(Structured figure records)
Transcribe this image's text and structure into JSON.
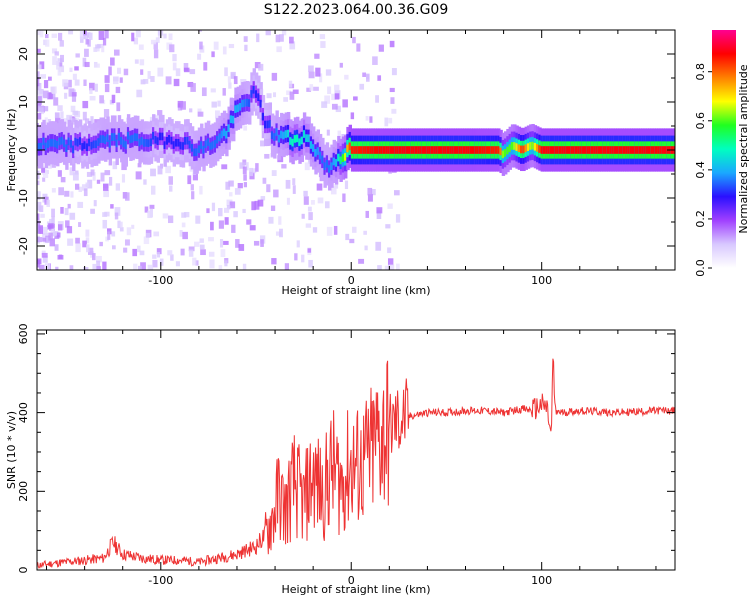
{
  "title": "S122.2023.064.00.36.G09",
  "chart_data": [
    {
      "type": "heatmap",
      "name": "spectrogram",
      "xlabel": "Height of straight line (km)",
      "ylabel": "Frequency (Hz)",
      "xlim": [
        -165,
        170
      ],
      "ylim": [
        -25,
        25
      ],
      "x_ticks": [
        -100,
        0,
        100
      ],
      "y_ticks": [
        -20,
        -10,
        0,
        10,
        20
      ],
      "colorbar": {
        "label": "Normalized spectral amplitude",
        "range": [
          0,
          0.97
        ],
        "ticks": [
          0.0,
          0.2,
          0.4,
          0.6,
          0.8
        ],
        "colormap": [
          "#ffffff",
          "#d8c8ff",
          "#a040ff",
          "#2a10ff",
          "#1aa8ff",
          "#00ffc0",
          "#20ff20",
          "#ffff00",
          "#ff8000",
          "#ff0000",
          "#ff0090"
        ]
      },
      "ridge": {
        "x": [
          -165,
          -150,
          -140,
          -130,
          -120,
          -110,
          -100,
          -90,
          -80,
          -70,
          -65,
          -60,
          -55,
          -50,
          -45,
          -40,
          -35,
          -30,
          -25,
          -20,
          -15,
          -12,
          -8,
          -4,
          0,
          20,
          60,
          78,
          80,
          85,
          90,
          95,
          100,
          140,
          170
        ],
        "frequency": [
          1,
          1,
          1,
          2,
          2,
          2,
          2,
          2,
          0,
          2,
          4,
          8,
          10,
          12,
          6,
          3,
          3,
          2,
          3,
          1,
          -2,
          -4,
          -2,
          -1,
          0,
          0,
          0,
          0,
          -1,
          1,
          0,
          1,
          0,
          0,
          0
        ],
        "amplitude": [
          0.35,
          0.35,
          0.3,
          0.35,
          0.35,
          0.35,
          0.3,
          0.3,
          0.35,
          0.35,
          0.4,
          0.4,
          0.35,
          0.3,
          0.3,
          0.35,
          0.4,
          0.5,
          0.45,
          0.4,
          0.35,
          0.35,
          0.4,
          0.6,
          0.85,
          0.88,
          0.88,
          0.85,
          0.6,
          0.6,
          0.85,
          0.6,
          0.88,
          0.88,
          0.88
        ]
      }
    },
    {
      "type": "line",
      "name": "snr",
      "xlabel": "Height of straight line (km)",
      "ylabel": "SNR (10 * v/v)",
      "xlim": [
        -165,
        170
      ],
      "ylim": [
        0,
        610
      ],
      "x_ticks": [
        -100,
        0,
        100
      ],
      "y_ticks": [
        0,
        200,
        400,
        600
      ],
      "color": "#ee3333",
      "x": [
        -165,
        -150,
        -140,
        -130,
        -125,
        -120,
        -110,
        -100,
        -90,
        -80,
        -70,
        -60,
        -50,
        -45,
        -40,
        -38,
        -35,
        -30,
        -25,
        -20,
        -15,
        -10,
        -5,
        0,
        5,
        10,
        15,
        20,
        25,
        30,
        40,
        50,
        60,
        70,
        80,
        90,
        95,
        100,
        103,
        105,
        106,
        107,
        108,
        110,
        120,
        140,
        160,
        170
      ],
      "values": [
        12,
        20,
        25,
        30,
        70,
        40,
        30,
        25,
        25,
        20,
        30,
        40,
        60,
        90,
        150,
        200,
        150,
        220,
        170,
        240,
        190,
        260,
        220,
        270,
        260,
        290,
        340,
        360,
        380,
        390,
        400,
        400,
        405,
        405,
        400,
        410,
        405,
        420,
        410,
        330,
        560,
        390,
        405,
        400,
        405,
        400,
        405,
        405
      ]
    }
  ]
}
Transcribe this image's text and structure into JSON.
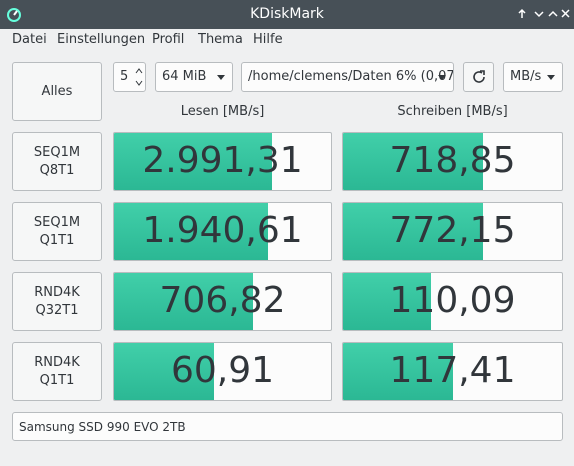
{
  "window": {
    "title": "KDiskMark"
  },
  "menu": [
    "Datei",
    "Einstellungen",
    "Profil",
    "Thema",
    "Hilfe"
  ],
  "controls": {
    "all_button": "Alles",
    "count": "5",
    "size": "64 MiB",
    "path": "/home/clemens/Daten 6% (0,07",
    "unit": "MB/s"
  },
  "headers": {
    "read": "Lesen [MB/s]",
    "write": "Schreiben [MB/s]"
  },
  "rows": [
    {
      "label": [
        "SEQ1M",
        "Q8T1"
      ],
      "read": "2.991,31",
      "write": "718,85"
    },
    {
      "label": [
        "SEQ1M",
        "Q1T1"
      ],
      "read": "1.940,61",
      "write": "772,15"
    },
    {
      "label": [
        "RND4K",
        "Q32T1"
      ],
      "read": "706,82",
      "write": "110,09"
    },
    {
      "label": [
        "RND4K",
        "Q1T1"
      ],
      "read": "60,91",
      "write": "117,41"
    }
  ],
  "status": "Samsung SSD 990 EVO 2TB"
}
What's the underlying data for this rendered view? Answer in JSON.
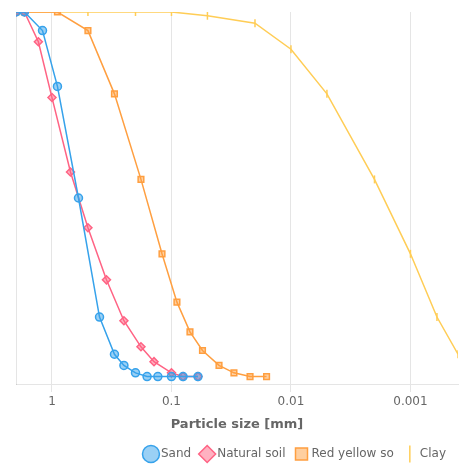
{
  "chart_data": {
    "type": "line",
    "xlabel": "Particle size [mm]",
    "log": "x",
    "xlim": [
      2.0,
      0.0004
    ],
    "xticks": [
      1,
      0.1,
      0.01,
      0.001
    ],
    "ylim": [
      0,
      100
    ],
    "yticks": [],
    "tick_labels": "x",
    "grid": true,
    "legend": "lower right",
    "series": [
      {
        "name": "Sand",
        "marker": "circle",
        "x": [
          2.0,
          1.7,
          1.2,
          0.9,
          0.6,
          0.4,
          0.3,
          0.25,
          0.2,
          0.16,
          0.13,
          0.1,
          0.08,
          0.06
        ],
        "values": [
          100,
          100,
          95,
          80,
          50,
          18,
          8,
          5,
          3,
          2,
          2,
          2,
          2,
          2
        ]
      },
      {
        "name": "Natural soil",
        "marker": "diamond",
        "x": [
          2.0,
          1.7,
          1.3,
          1.0,
          0.7,
          0.5,
          0.35,
          0.25,
          0.18,
          0.14,
          0.1,
          0.08,
          0.06
        ],
        "values": [
          100,
          100,
          92,
          77,
          57,
          42,
          28,
          17,
          10,
          6,
          3,
          2,
          2
        ]
      },
      {
        "name": "Red yellow so",
        "marker": "square",
        "x": [
          2.0,
          1.7,
          0.9,
          0.5,
          0.3,
          0.18,
          0.12,
          0.09,
          0.07,
          0.055,
          0.04,
          0.03,
          0.022,
          0.016
        ],
        "values": [
          100,
          100,
          100,
          95,
          78,
          55,
          35,
          22,
          14,
          9,
          5,
          3,
          2,
          2
        ]
      },
      {
        "name": "Clay",
        "marker": "vline",
        "x": [
          2.0,
          0.5,
          0.2,
          0.1,
          0.05,
          0.02,
          0.01,
          0.005,
          0.002,
          0.001,
          0.0006,
          0.0004
        ],
        "values": [
          100,
          100,
          100,
          100,
          99,
          97,
          90,
          78,
          55,
          35,
          18,
          8
        ]
      }
    ]
  }
}
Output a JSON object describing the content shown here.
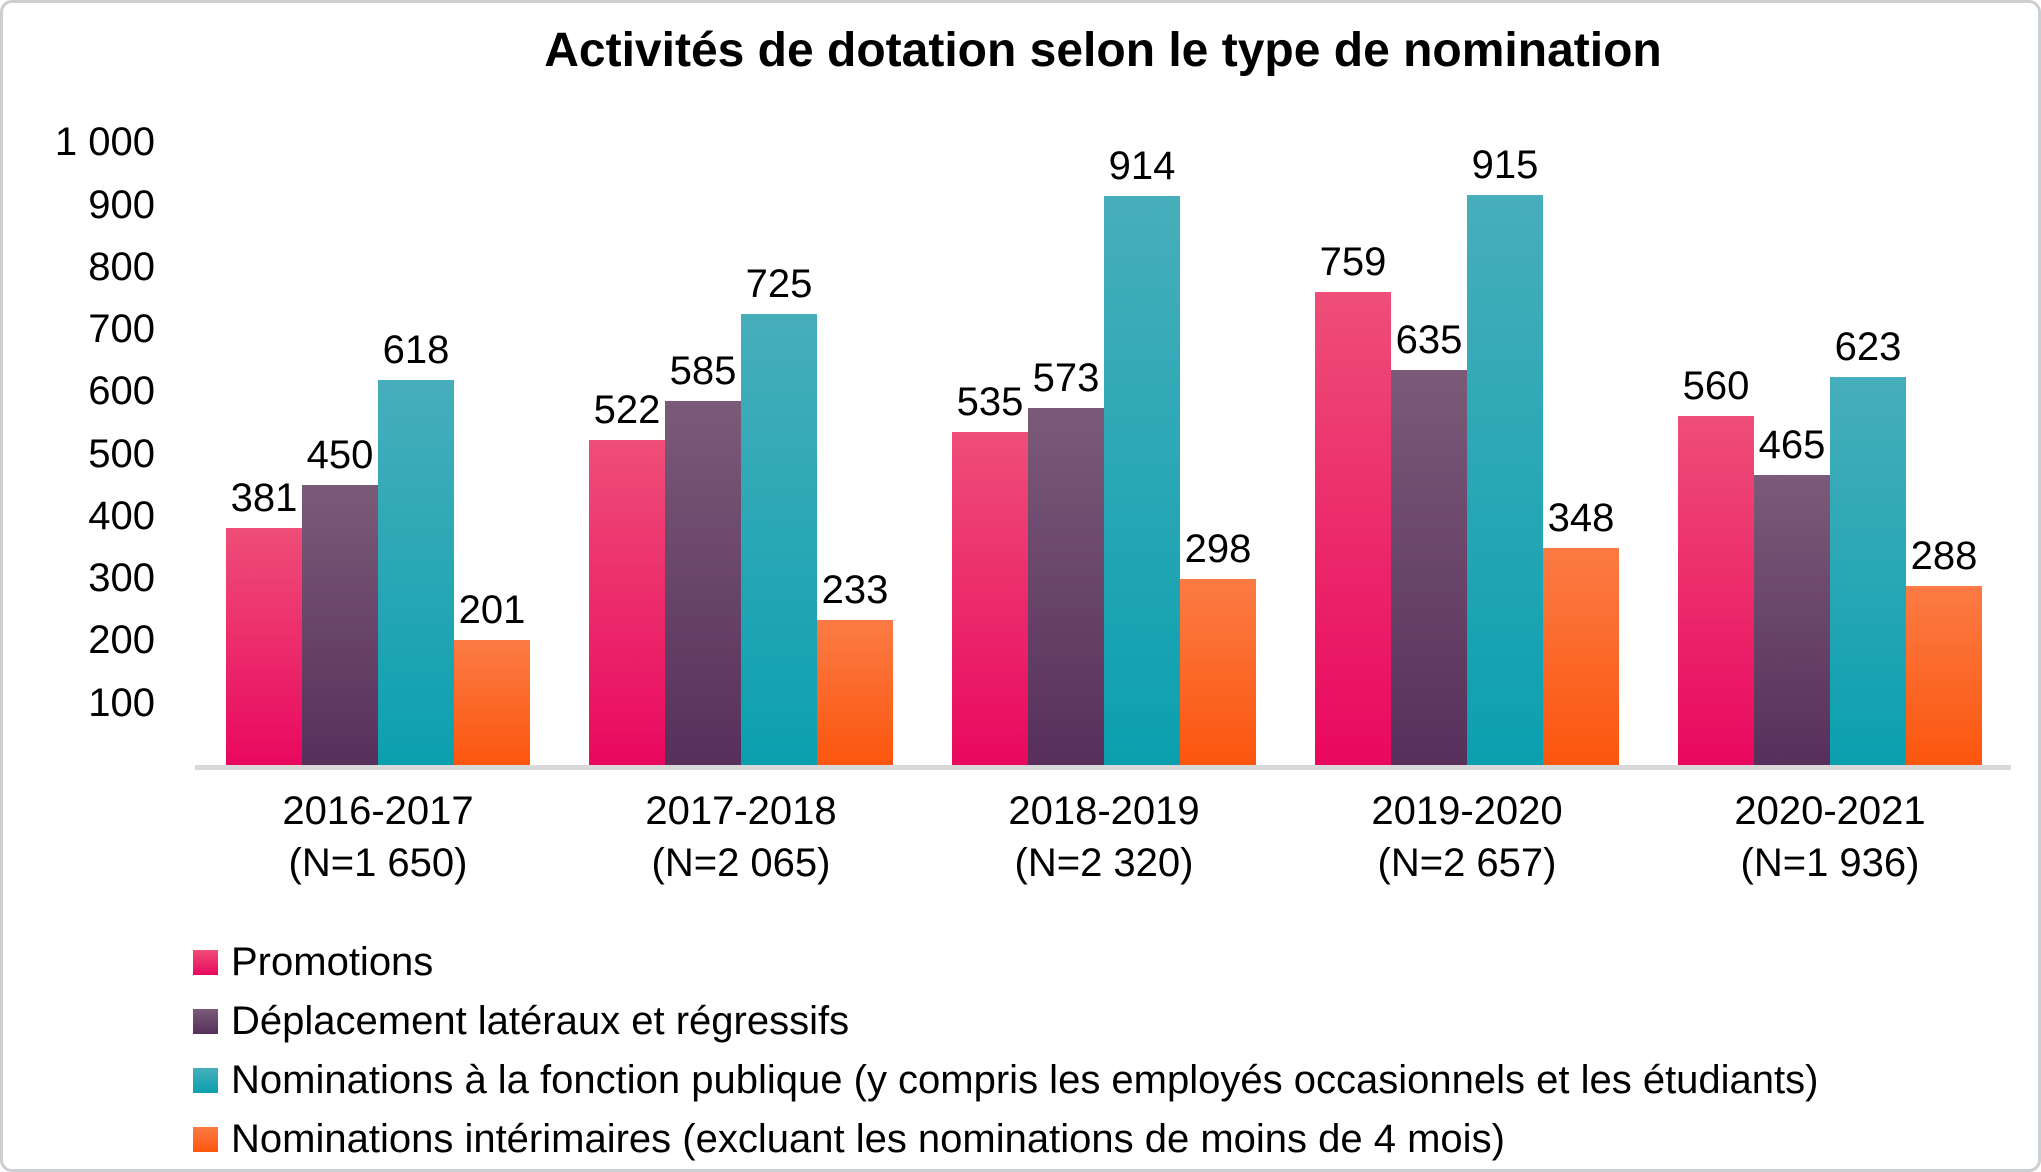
{
  "chart_data": {
    "type": "bar",
    "title": "Activités de dotation selon le type de nomination",
    "categories": [
      {
        "label": "2016-2017",
        "note": "(N=1 650)"
      },
      {
        "label": "2017-2018",
        "note": "(N=2 065)"
      },
      {
        "label": "2018-2019",
        "note": "(N=2 320)"
      },
      {
        "label": "2019-2020",
        "note": "(N=2 657)"
      },
      {
        "label": "2020-2021",
        "note": "(N=1 936)"
      }
    ],
    "series": [
      {
        "name": "Promotions",
        "values": [
          381,
          522,
          535,
          759,
          560
        ],
        "color_top": "#EE4E78",
        "color_bottom": "#E9085F"
      },
      {
        "name": "Déplacement latéraux et régressifs",
        "values": [
          450,
          585,
          573,
          635,
          465
        ],
        "color_top": "#7B5A79",
        "color_bottom": "#56305B"
      },
      {
        "name": "Nominations à la fonction publique (y compris les employés occasionnels et les étudiants)",
        "values": [
          618,
          725,
          914,
          915,
          623
        ],
        "color_top": "#47AEBB",
        "color_bottom": "#0BA0AF"
      },
      {
        "name": "Nominations intérimaires (excluant les nominations de moins de 4 mois)",
        "values": [
          201,
          233,
          298,
          348,
          288
        ],
        "color_top": "#FB7B44",
        "color_bottom": "#FB560E"
      }
    ],
    "xlabel": "",
    "ylabel": "",
    "ylim": [
      0,
      1000
    ],
    "yticks": [
      {
        "value": 1000,
        "label": "1 000"
      },
      {
        "value": 900,
        "label": "900"
      },
      {
        "value": 800,
        "label": "800"
      },
      {
        "value": 700,
        "label": "700"
      },
      {
        "value": 600,
        "label": "600"
      },
      {
        "value": 500,
        "label": "500"
      },
      {
        "value": 400,
        "label": "400"
      },
      {
        "value": 300,
        "label": "300"
      },
      {
        "value": 200,
        "label": "200"
      },
      {
        "value": 100,
        "label": "100"
      }
    ],
    "grid": false,
    "value_labels": true,
    "legend_position": "bottom-left",
    "axis_line_color": "#D9D9D9"
  }
}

> [DESCRIPTION OF THE TASK]
Go through the entries above and count the lines containing the word "amplitude"; give only that count.

> [SOLUTION TO THIS TASK]
2